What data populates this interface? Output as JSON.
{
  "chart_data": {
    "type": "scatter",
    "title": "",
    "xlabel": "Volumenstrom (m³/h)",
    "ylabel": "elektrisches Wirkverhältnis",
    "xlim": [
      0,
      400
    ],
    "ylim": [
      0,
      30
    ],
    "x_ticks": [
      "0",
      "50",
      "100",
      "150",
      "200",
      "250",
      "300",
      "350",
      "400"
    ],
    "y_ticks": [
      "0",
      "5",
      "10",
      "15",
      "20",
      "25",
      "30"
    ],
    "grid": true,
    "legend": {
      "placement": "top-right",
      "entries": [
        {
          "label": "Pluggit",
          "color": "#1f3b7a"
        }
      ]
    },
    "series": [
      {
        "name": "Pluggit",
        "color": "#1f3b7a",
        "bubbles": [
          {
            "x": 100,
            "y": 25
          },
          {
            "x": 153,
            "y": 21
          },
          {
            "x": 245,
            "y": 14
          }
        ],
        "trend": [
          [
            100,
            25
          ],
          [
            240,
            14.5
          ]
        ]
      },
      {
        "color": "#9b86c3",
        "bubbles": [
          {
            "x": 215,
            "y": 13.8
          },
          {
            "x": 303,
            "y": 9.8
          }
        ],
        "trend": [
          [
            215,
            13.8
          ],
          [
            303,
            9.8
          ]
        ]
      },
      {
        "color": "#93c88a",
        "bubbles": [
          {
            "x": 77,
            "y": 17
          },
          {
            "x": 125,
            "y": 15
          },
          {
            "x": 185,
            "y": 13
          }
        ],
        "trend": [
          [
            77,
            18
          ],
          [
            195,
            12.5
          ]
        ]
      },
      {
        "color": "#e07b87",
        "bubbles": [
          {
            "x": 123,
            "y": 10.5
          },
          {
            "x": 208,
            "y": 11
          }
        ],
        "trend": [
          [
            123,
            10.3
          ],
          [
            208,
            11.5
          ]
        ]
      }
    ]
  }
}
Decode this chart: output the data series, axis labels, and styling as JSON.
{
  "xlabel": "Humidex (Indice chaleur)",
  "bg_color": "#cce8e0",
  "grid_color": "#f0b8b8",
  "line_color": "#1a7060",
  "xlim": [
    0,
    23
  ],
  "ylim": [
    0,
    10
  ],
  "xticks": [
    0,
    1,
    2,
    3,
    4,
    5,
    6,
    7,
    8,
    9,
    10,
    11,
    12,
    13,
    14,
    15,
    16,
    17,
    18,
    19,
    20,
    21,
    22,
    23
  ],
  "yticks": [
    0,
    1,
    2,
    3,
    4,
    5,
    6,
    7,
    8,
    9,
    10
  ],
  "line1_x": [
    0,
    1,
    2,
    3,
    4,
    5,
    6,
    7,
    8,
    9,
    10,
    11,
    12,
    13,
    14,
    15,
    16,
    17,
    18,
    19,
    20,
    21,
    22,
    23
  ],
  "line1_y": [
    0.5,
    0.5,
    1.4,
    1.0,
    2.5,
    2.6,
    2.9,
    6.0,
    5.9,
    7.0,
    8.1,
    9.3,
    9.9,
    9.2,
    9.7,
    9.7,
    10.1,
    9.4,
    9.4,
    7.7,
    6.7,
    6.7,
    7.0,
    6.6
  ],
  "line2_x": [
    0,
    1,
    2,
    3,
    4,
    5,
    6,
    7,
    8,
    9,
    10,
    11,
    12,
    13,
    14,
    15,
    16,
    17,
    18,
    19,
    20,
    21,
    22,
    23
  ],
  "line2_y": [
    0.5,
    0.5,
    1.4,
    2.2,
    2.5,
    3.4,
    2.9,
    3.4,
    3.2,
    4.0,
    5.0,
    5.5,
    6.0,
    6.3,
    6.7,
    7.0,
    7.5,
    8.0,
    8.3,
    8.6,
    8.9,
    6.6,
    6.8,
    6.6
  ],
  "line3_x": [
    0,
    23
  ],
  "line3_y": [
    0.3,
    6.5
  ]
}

▬▬▬▬▬▬

### [EXERCISE DETAILS]
Repeat the data exactly. Leave nothing out.

### [FULL SOLUTION]
What data populates this interface? Output as JSON.
{
  "chart_data": {
    "type": "scatter",
    "title": "",
    "xlabel": "Volumenstrom (m³/h)",
    "ylabel": "elektrisches Wirkverhältnis",
    "xlim": [
      0,
      400
    ],
    "ylim": [
      0,
      30
    ],
    "x_ticks": [
      "0",
      "50",
      "100",
      "150",
      "200",
      "250",
      "300",
      "350",
      "400"
    ],
    "y_ticks": [
      "0",
      "5",
      "10",
      "15",
      "20",
      "25",
      "30"
    ],
    "grid": true,
    "legend": {
      "placement": "top-right",
      "entries": [
        {
          "label": "Pluggit",
          "color": "#1f3b7a"
        }
      ]
    },
    "series": [
      {
        "name": "Pluggit",
        "color": "#1f3b7a",
        "bubbles": [
          {
            "x": 100,
            "y": 25
          },
          {
            "x": 153,
            "y": 21
          },
          {
            "x": 245,
            "y": 14
          }
        ],
        "trend": [
          [
            100,
            25
          ],
          [
            240,
            14.5
          ]
        ]
      },
      {
        "color": "#9b86c3",
        "bubbles": [
          {
            "x": 215,
            "y": 13.8
          },
          {
            "x": 303,
            "y": 9.8
          }
        ],
        "trend": [
          [
            215,
            13.8
          ],
          [
            303,
            9.8
          ]
        ]
      },
      {
        "color": "#93c88a",
        "bubbles": [
          {
            "x": 77,
            "y": 17
          },
          {
            "x": 125,
            "y": 15
          },
          {
            "x": 185,
            "y": 13
          }
        ],
        "trend": [
          [
            77,
            18
          ],
          [
            195,
            12.5
          ]
        ]
      },
      {
        "color": "#e07b87",
        "bubbles": [
          {
            "x": 123,
            "y": 10.5
          },
          {
            "x": 208,
            "y": 11
          }
        ],
        "trend": [
          [
            123,
            10.3
          ],
          [
            208,
            11.5
          ]
        ]
      }
    ]
  }
}
Decode this chart: output the data series, axis labels, and styling as JSON.
{
  "xlabel": "Humidex (Indice chaleur)",
  "bg_color": "#cce8e0",
  "grid_color": "#f0b8b8",
  "line_color": "#1a7060",
  "xlim": [
    0,
    23
  ],
  "ylim": [
    0,
    10
  ],
  "xticks": [
    0,
    1,
    2,
    3,
    4,
    5,
    6,
    7,
    8,
    9,
    10,
    11,
    12,
    13,
    14,
    15,
    16,
    17,
    18,
    19,
    20,
    21,
    22,
    23
  ],
  "yticks": [
    0,
    1,
    2,
    3,
    4,
    5,
    6,
    7,
    8,
    9,
    10
  ],
  "line1_x": [
    0,
    1,
    2,
    3,
    4,
    5,
    6,
    7,
    8,
    9,
    10,
    11,
    12,
    13,
    14,
    15,
    16,
    17,
    18,
    19,
    20,
    21,
    22,
    23
  ],
  "line1_y": [
    0.5,
    0.5,
    1.4,
    1.0,
    2.5,
    2.6,
    2.9,
    6.0,
    5.9,
    7.0,
    8.1,
    9.3,
    9.9,
    9.2,
    9.7,
    9.7,
    10.1,
    9.4,
    9.4,
    7.7,
    6.7,
    6.7,
    7.0,
    6.6
  ],
  "line2_x": [
    0,
    1,
    2,
    3,
    4,
    5,
    6,
    7,
    8,
    9,
    10,
    11,
    12,
    13,
    14,
    15,
    16,
    17,
    18,
    19,
    20,
    21,
    22,
    23
  ],
  "line2_y": [
    0.5,
    0.5,
    1.4,
    2.2,
    2.5,
    3.4,
    2.9,
    3.4,
    3.2,
    4.0,
    5.0,
    5.5,
    6.0,
    6.3,
    6.7,
    7.0,
    7.5,
    8.0,
    8.3,
    8.6,
    8.9,
    6.6,
    6.8,
    6.6
  ],
  "line3_x": [
    0,
    23
  ],
  "line3_y": [
    0.3,
    6.5
  ]
}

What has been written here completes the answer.